Supplied data.
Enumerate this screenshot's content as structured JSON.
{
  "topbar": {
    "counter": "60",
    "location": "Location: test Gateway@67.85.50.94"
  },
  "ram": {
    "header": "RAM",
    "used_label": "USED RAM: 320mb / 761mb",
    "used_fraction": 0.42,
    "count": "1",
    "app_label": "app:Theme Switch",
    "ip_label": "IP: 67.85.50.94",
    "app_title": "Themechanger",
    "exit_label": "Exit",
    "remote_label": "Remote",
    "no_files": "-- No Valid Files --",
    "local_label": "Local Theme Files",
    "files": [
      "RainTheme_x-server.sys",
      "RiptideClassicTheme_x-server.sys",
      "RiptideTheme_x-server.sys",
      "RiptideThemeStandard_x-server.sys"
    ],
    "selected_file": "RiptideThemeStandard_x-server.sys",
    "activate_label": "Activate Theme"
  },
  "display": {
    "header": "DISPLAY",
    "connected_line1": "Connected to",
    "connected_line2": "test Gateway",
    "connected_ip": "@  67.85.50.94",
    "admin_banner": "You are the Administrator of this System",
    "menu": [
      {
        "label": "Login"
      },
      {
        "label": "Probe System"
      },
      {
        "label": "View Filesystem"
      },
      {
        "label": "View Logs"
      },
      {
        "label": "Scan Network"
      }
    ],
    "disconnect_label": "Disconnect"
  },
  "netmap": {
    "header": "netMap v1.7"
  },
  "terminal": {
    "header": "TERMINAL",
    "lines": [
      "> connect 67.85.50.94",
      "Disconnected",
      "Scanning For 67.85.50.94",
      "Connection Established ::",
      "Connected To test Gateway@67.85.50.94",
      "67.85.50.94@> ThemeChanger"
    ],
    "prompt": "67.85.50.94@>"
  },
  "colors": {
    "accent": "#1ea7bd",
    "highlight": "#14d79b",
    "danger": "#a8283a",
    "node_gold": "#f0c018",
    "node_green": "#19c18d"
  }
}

Short problem.
Filter the records, keeping only lines that contain "header", and show those lines.

Completed exercise.
    "header": "RAM",
    "header": "DISPLAY",
    "header": "netMap v1.7"
    "header": "TERMINAL",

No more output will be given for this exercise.